## What to produce
Can you quote the records below in full, word for word?

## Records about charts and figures
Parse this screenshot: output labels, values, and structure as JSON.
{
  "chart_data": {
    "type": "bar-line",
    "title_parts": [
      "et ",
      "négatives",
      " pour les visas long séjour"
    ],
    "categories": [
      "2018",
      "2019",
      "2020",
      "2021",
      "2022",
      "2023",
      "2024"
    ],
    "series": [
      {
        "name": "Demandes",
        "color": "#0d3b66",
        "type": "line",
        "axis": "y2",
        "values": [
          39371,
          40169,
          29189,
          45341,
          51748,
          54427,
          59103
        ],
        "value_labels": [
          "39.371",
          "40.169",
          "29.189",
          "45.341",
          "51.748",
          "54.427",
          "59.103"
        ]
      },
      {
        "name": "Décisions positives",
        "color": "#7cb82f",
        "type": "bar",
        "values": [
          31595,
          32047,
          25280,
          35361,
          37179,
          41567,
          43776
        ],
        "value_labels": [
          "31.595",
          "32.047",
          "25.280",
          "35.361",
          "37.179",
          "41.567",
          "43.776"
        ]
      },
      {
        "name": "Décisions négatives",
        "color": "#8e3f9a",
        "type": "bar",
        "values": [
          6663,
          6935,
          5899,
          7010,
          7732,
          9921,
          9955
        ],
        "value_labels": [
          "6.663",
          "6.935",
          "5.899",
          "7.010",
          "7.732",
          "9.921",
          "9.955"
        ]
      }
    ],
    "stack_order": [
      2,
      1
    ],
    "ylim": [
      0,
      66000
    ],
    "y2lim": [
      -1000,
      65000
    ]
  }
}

## In response
Parse this screenshot: output labels, values, and structure as JSON.
{
  "chart_data": {
    "type": "bar-line",
    "title_parts": [
      "et ",
      "négatives",
      " pour les visas long séjour"
    ],
    "categories": [
      "2018",
      "2019",
      "2020",
      "2021",
      "2022",
      "2023",
      "2024"
    ],
    "series": [
      {
        "name": "Demandes",
        "color": "#0d3b66",
        "type": "line",
        "axis": "y2",
        "values": [
          39371,
          40169,
          29189,
          45341,
          51748,
          54427,
          59103
        ],
        "value_labels": [
          "39.371",
          "40.169",
          "29.189",
          "45.341",
          "51.748",
          "54.427",
          "59.103"
        ]
      },
      {
        "name": "Décisions positives",
        "color": "#7cb82f",
        "type": "bar",
        "values": [
          31595,
          32047,
          25280,
          35361,
          37179,
          41567,
          43776
        ],
        "value_labels": [
          "31.595",
          "32.047",
          "25.280",
          "35.361",
          "37.179",
          "41.567",
          "43.776"
        ]
      },
      {
        "name": "Décisions négatives",
        "color": "#8e3f9a",
        "type": "bar",
        "values": [
          6663,
          6935,
          5899,
          7010,
          7732,
          9921,
          9955
        ],
        "value_labels": [
          "6.663",
          "6.935",
          "5.899",
          "7.010",
          "7.732",
          "9.921",
          "9.955"
        ]
      }
    ],
    "stack_order": [
      2,
      1
    ],
    "ylim": [
      0,
      66000
    ],
    "y2lim": [
      -1000,
      65000
    ]
  }
}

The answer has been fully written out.